▶ [Task description]: Can you lay out every line of the items below as a JSON list of strings, one string per line, with blank lines skipped and the pictures left out?

━━━━━ Record set ━━━━━

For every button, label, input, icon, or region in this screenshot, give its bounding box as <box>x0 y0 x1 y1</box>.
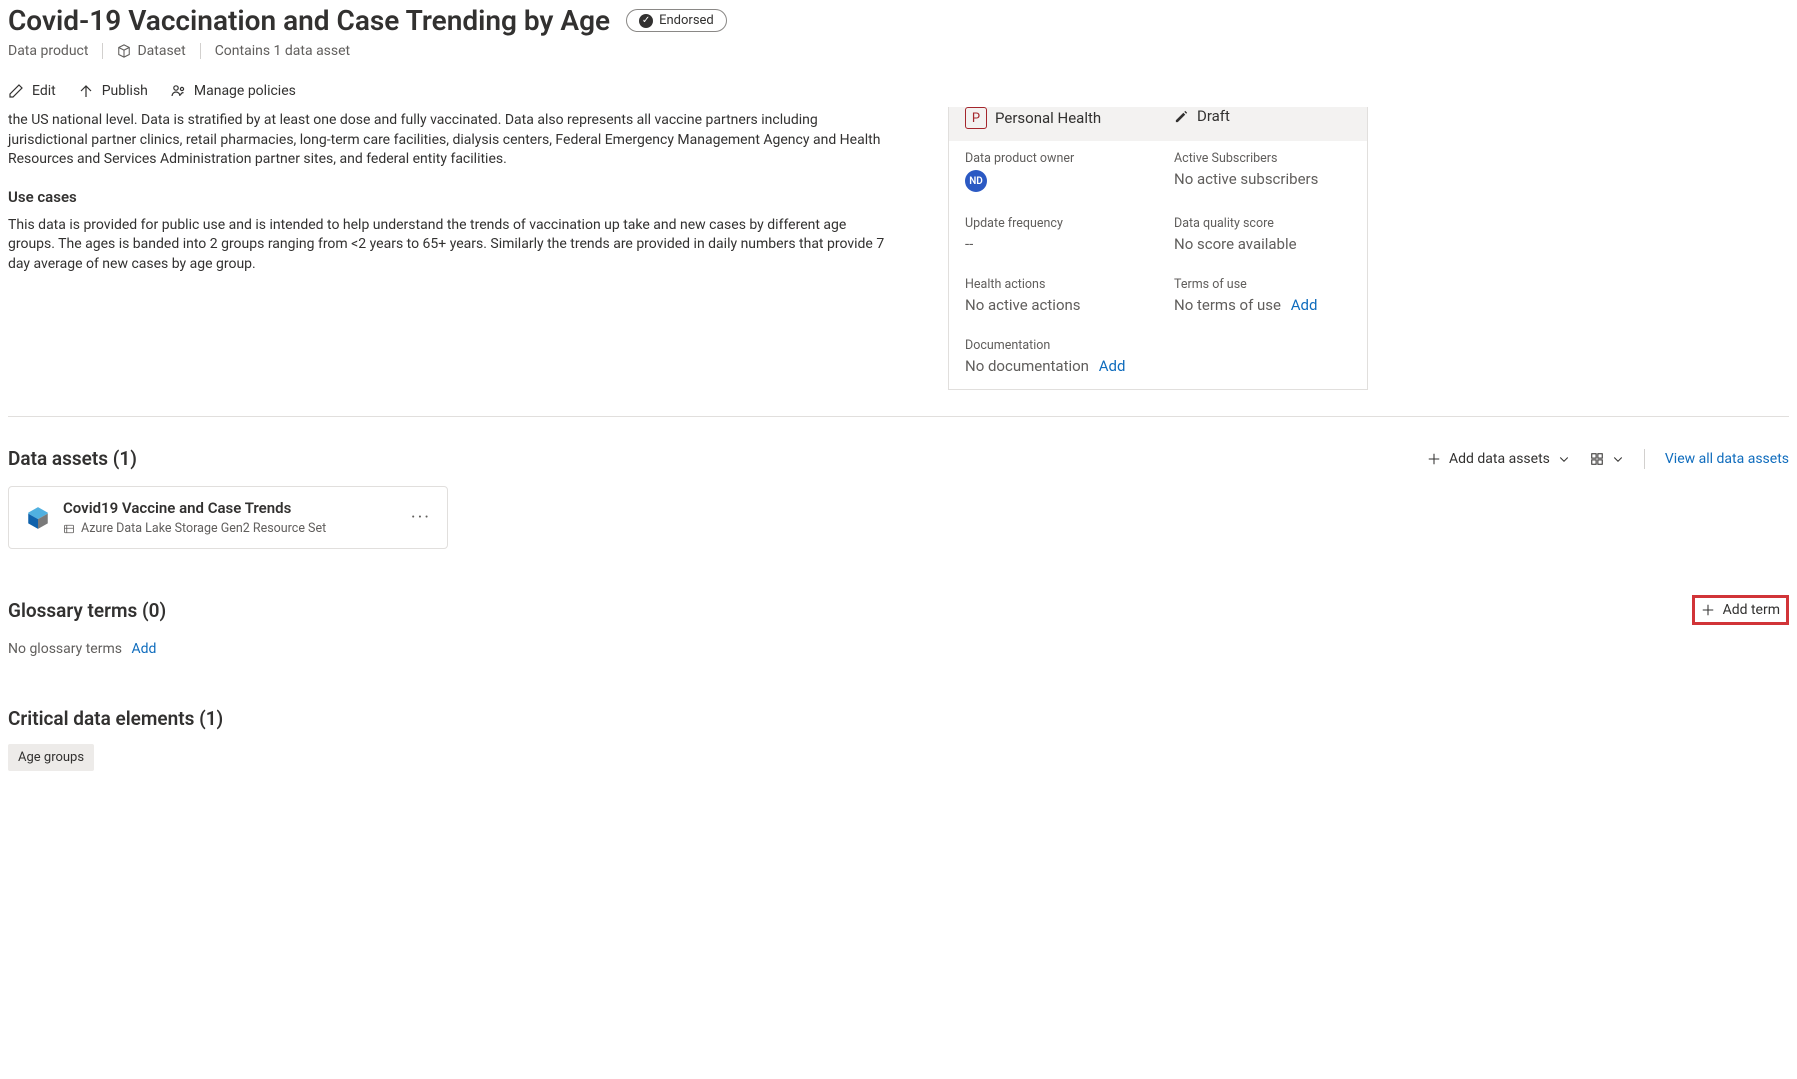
edit-button[interactable]: Edit <box>8 83 56 99</box>
asset-title: Covid19 Vaccine and Case Trends <box>63 499 399 517</box>
endorsed-badge: ✓ Endorsed <box>626 9 727 32</box>
doc-add-link[interactable]: Add <box>1099 357 1126 375</box>
publish-button[interactable]: Publish <box>78 83 148 99</box>
usecases-heading: Use cases <box>8 188 888 206</box>
add-data-assets-button[interactable]: Add data assets <box>1427 451 1570 467</box>
meta-data-product: Data product <box>8 43 103 59</box>
add-term-button[interactable]: Add term <box>1692 595 1789 625</box>
asset-more-button[interactable]: ··· <box>411 507 431 528</box>
chevron-down-icon <box>1612 453 1624 465</box>
terms-add-link[interactable]: Add <box>1291 296 1318 314</box>
update-freq-value: -- <box>965 235 1142 253</box>
meta-contains: Contains 1 data asset <box>201 43 364 59</box>
data-asset-card[interactable]: Covid19 Vaccine and Case Trends Azure Da… <box>8 486 448 549</box>
owner-avatar: ND <box>965 170 987 192</box>
update-freq-label: Update frequency <box>965 216 1142 231</box>
details-panel: P Personal Health Draft Data product own… <box>948 107 1368 390</box>
owner-label: Data product owner <box>965 151 1142 166</box>
layout-toggle[interactable] <box>1590 452 1624 466</box>
grid-icon <box>1590 452 1604 466</box>
cube-icon <box>117 44 131 58</box>
description-paragraph-2: This data is provided for public use and… <box>8 216 888 275</box>
health-label: Health actions <box>965 277 1142 292</box>
domain-letter-icon: P <box>965 107 987 129</box>
description-paragraph-1: the US national level. Data is stratifie… <box>8 111 888 170</box>
manage-policies-button[interactable]: Manage policies <box>170 83 296 99</box>
asset-subtitle: Azure Data Lake Storage Gen2 Resource Se… <box>81 521 326 536</box>
people-icon <box>170 83 186 99</box>
resource-set-icon <box>63 523 75 535</box>
subscribers-value: No active subscribers <box>1174 170 1351 188</box>
cde-tag-age-groups[interactable]: Age groups <box>8 744 94 771</box>
owner-name-redacted <box>995 174 1075 188</box>
page-title: Covid-19 Vaccination and Case Trending b… <box>8 4 610 37</box>
endorsed-label: Endorsed <box>659 13 714 28</box>
arrow-up-icon <box>78 83 94 99</box>
divider <box>8 416 1789 417</box>
subscribers-label: Active Subscribers <box>1174 151 1351 166</box>
doc-value: No documentation <box>965 357 1089 375</box>
owner-value: ND <box>965 170 1075 192</box>
plus-icon <box>1701 603 1715 617</box>
quality-label: Data quality score <box>1174 216 1351 231</box>
datalake-cube-icon <box>25 505 51 531</box>
separator <box>1644 449 1645 469</box>
draft-pencil-icon <box>1174 109 1189 124</box>
breadcrumb-meta: Data product Dataset Contains 1 data ass… <box>8 43 1789 59</box>
chevron-down-icon <box>1558 453 1570 465</box>
terms-value: No terms of use <box>1174 296 1281 314</box>
glossary-heading: Glossary terms (0) <box>8 599 166 622</box>
data-assets-heading: Data assets (1) <box>8 447 137 470</box>
no-glossary-text: No glossary terms <box>8 641 122 657</box>
terms-label: Terms of use <box>1174 277 1351 292</box>
quality-value: No score available <box>1174 235 1351 253</box>
pencil-icon <box>8 83 24 99</box>
domain-chip: P Personal Health <box>965 107 1101 129</box>
status-chip: Draft <box>1174 107 1230 125</box>
meta-dataset: Dataset <box>103 43 200 59</box>
cde-heading: Critical data elements (1) <box>8 707 1789 730</box>
plus-icon <box>1427 452 1441 466</box>
glossary-add-link[interactable]: Add <box>131 641 156 657</box>
toolbar: Edit Publish Manage policies <box>8 83 1789 99</box>
doc-label: Documentation <box>965 338 1351 353</box>
view-all-data-assets-link[interactable]: View all data assets <box>1665 451 1789 467</box>
health-value: No active actions <box>965 296 1142 314</box>
check-circle-icon: ✓ <box>639 14 653 28</box>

━━━━━

▶ [Task solution]:
[
  "For every button, label, input, icon, or region in this screenshot, give its bounding box as <box>x0 y0 x1 y1</box>.",
  "edit-button[interactable]: Edit <box>8 83 56 99</box>",
  "asset-title: Covid19 Vaccine and Case Trends <box>63 499 399 517</box>",
  "endorsed-badge: ✓ Endorsed <box>626 9 727 32</box>",
  "doc-add-link[interactable]: Add <box>1099 357 1126 375</box>",
  "publish-button[interactable]: Publish <box>78 83 148 99</box>",
  "usecases-heading: Use cases <box>8 188 888 206</box>",
  "add-data-assets-button[interactable]: Add data assets <box>1427 451 1570 467</box>",
  "meta-data-product: Data product <box>8 43 103 59</box>",
  "add-term-button[interactable]: Add term <box>1692 595 1789 625</box>",
  "asset-more-button[interactable]: ··· <box>411 507 431 528</box>",
  "chevron-down-icon <box>1612 453 1624 465</box>",
  "terms-add-link[interactable]: Add <box>1291 296 1318 314</box>",
  "update-freq-value: -- <box>965 235 1142 253</box>",
  "meta-contains: Contains 1 data asset <box>201 43 364 59</box>",
  "data-asset-card[interactable]: Covid19 Vaccine and Case Trends Azure Da… <box>8 486 448 549</box>",
  "owner-avatar: ND <box>965 170 987 192</box>",
  "update-freq-label: Update frequency <box>965 216 1142 231</box>",
  "details-panel: P Personal Health Draft Data product own… <box>948 107 1368 390</box>",
  "owner-label: Data product owner <box>965 151 1142 166</box>",
  "layout-toggle[interactable] <box>1590 452 1624 466</box>",
  "grid-icon <box>1590 452 1604 466</box>",
  "cube-icon <box>117 44 131 58</box>",
  "description-paragraph-2: This data is provided for public use and… <box>8 216 888 275</box>",
  "health-label: Health actions <box>965 277 1142 292</box>",
  "domain-letter-icon: P <box>965 107 987 129</box>",
  "description-paragraph-1: the US national level. Data is stratifie… <box>8 111 888 170</box>",
  "manage-policies-button[interactable]: Manage policies <box>170 83 296 99</box>",
  "asset-subtitle: Azure Data Lake Storage Gen2 Resource Se… <box>81 521 326 536</box>",
  "people-icon <box>170 83 186 99</box>",
  "resource-set-icon <box>63 523 75 535</box>",
  "subscribers-value: No active subscribers <box>1174 170 1351 188</box>",
  "cde-tag-age-groups[interactable]: Age groups <box>8 744 94 771</box>",
  "owner-name-redacted <box>995 174 1075 188</box>",
  "page-title: Covid-19 Vaccination and Case Trending b… <box>8 4 610 37</box>",
  "endorsed-label: Endorsed <box>659 13 714 28</box>",
  "arrow-up-icon <box>78 83 94 99</box>",
  "divider <box>8 416 1789 417</box>",
  "subscribers-label: Active Subscribers <box>1174 151 1351 166</box>",
  "doc-value: No documentation <box>965 357 1089 375</box>",
  "owner-value: ND <box>965 170 1075 192</box>",
  "plus-icon <box>1701 603 1715 617</box>",
  "quality-label: Data quality score <box>1174 216 1351 231</box>",
  "datalake-cube-icon <box>25 505 51 531</box>",
  "separator <box>1644 449 1645 469</box>",
  "draft-pencil-icon <box>1174 109 1189 124</box>",
  "breadcrumb-meta: Data product Dataset Contains 1 data ass… <box>8 43 1789 59</box>",
  "chevron-down-icon <box>1558 453 1570 465</box>",
  "terms-value: No terms of use <box>1174 296 1281 314</box>",
  "glossary-heading: Glossary terms (0) <box>8 599 166 622</box>",
  "data-assets-heading: Data assets (1) <box>8 447 137 470</box>",
  "no-glossary-text: No glossary terms <box>8 641 122 657</box>",
  "terms-label: Terms of use <box>1174 277 1351 292</box>",
  "quality-value: No score available <box>1174 235 1351 253</box>",
  "pencil-icon <box>8 83 24 99</box>",
  "domain-chip: P Personal Health <box>965 107 1101 129</box>",
  "status-chip: Draft <box>1174 107 1230 125</box>",
  "meta-dataset: Dataset <box>103 43 200 59</box>",
  "cde-heading: Critical data elements (1) <box>8 707 1789 730</box>",
  "plus-icon <box>1427 452 1441 466</box>",
  "glossary-add-link[interactable]: Add <box>131 641 156 657</box>",
  "toolbar: Edit Publish Manage policies <box>8 83 1789 99</box>",
  "doc-label: Documentation <box>965 338 1351 353</box>",
  "view-all-data-assets-link[interactable]: View all data assets <box>1665 451 1789 467</box>",
  "health-value: No active actions <box>965 296 1142 314</box>",
  "check-circle-icon: ✓ <box>639 14 653 28</box>"
]